Provide an exact copy of the data, excluding the images.

Begin Extracted records

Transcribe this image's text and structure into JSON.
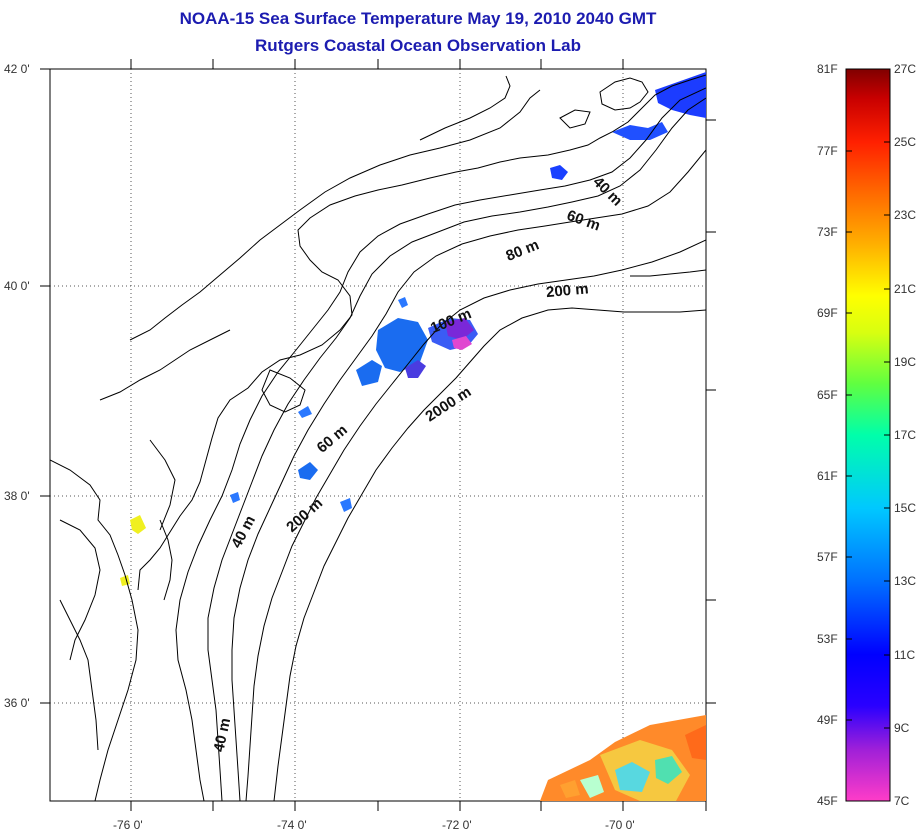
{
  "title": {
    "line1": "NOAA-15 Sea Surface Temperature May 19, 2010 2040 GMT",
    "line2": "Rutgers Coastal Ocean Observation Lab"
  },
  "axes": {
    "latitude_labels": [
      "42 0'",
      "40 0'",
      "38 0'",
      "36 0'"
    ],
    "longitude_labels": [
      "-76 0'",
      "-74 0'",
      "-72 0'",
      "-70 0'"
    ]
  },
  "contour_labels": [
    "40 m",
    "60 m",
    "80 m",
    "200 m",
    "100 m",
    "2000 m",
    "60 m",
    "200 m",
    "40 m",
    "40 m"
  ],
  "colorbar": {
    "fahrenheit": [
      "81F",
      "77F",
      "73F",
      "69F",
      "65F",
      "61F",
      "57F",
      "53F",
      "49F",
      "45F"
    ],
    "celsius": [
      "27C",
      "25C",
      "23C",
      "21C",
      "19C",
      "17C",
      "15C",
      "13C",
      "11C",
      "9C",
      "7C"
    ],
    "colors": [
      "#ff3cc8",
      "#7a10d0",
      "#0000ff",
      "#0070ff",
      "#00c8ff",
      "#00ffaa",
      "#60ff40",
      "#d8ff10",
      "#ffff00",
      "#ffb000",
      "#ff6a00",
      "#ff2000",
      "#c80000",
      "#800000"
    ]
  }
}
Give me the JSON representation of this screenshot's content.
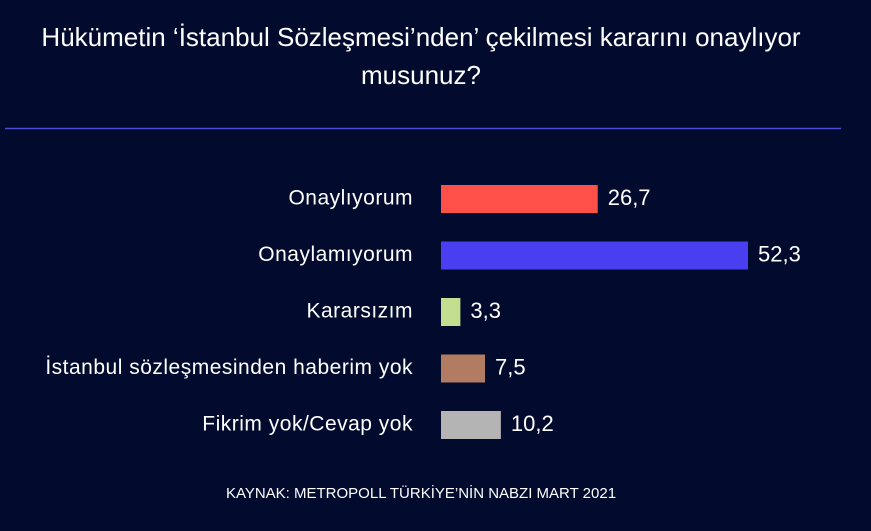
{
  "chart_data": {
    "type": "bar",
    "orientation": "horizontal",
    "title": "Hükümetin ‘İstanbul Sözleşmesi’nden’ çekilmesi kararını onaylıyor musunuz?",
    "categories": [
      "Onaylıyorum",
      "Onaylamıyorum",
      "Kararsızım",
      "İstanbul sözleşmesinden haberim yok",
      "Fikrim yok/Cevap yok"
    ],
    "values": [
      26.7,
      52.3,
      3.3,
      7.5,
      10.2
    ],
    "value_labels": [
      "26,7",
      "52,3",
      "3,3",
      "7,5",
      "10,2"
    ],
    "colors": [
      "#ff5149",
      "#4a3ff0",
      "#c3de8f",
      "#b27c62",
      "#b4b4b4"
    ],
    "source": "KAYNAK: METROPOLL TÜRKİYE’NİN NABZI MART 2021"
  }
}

End Extracted records

#### Response to this task:
Transcribe this image's text and structure into JSON.
{
  "title": {
    "line1": "NOAA-15 Sea Surface Temperature May 19, 2010 2040 GMT",
    "line2": "Rutgers Coastal Ocean Observation Lab"
  },
  "axes": {
    "latitude_labels": [
      "42 0'",
      "40 0'",
      "38 0'",
      "36 0'"
    ],
    "longitude_labels": [
      "-76 0'",
      "-74 0'",
      "-72 0'",
      "-70 0'"
    ]
  },
  "contour_labels": [
    "40 m",
    "60 m",
    "80 m",
    "200 m",
    "100 m",
    "2000 m",
    "60 m",
    "200 m",
    "40 m",
    "40 m"
  ],
  "colorbar": {
    "fahrenheit": [
      "81F",
      "77F",
      "73F",
      "69F",
      "65F",
      "61F",
      "57F",
      "53F",
      "49F",
      "45F"
    ],
    "celsius": [
      "27C",
      "25C",
      "23C",
      "21C",
      "19C",
      "17C",
      "15C",
      "13C",
      "11C",
      "9C",
      "7C"
    ],
    "colors": [
      "#ff3cc8",
      "#7a10d0",
      "#0000ff",
      "#0070ff",
      "#00c8ff",
      "#00ffaa",
      "#60ff40",
      "#d8ff10",
      "#ffff00",
      "#ffb000",
      "#ff6a00",
      "#ff2000",
      "#c80000",
      "#800000"
    ]
  }
}
Give me the JSON representation of this screenshot's content.
{
  "chart_data": {
    "type": "bar",
    "orientation": "horizontal",
    "title": "Hükümetin ‘İstanbul Sözleşmesi’nden’ çekilmesi kararını onaylıyor musunuz?",
    "categories": [
      "Onaylıyorum",
      "Onaylamıyorum",
      "Kararsızım",
      "İstanbul sözleşmesinden haberim yok",
      "Fikrim yok/Cevap yok"
    ],
    "values": [
      26.7,
      52.3,
      3.3,
      7.5,
      10.2
    ],
    "value_labels": [
      "26,7",
      "52,3",
      "3,3",
      "7,5",
      "10,2"
    ],
    "colors": [
      "#ff5149",
      "#4a3ff0",
      "#c3de8f",
      "#b27c62",
      "#b4b4b4"
    ],
    "source": "KAYNAK: METROPOLL TÜRKİYE’NİN NABZI MART 2021"
  }
}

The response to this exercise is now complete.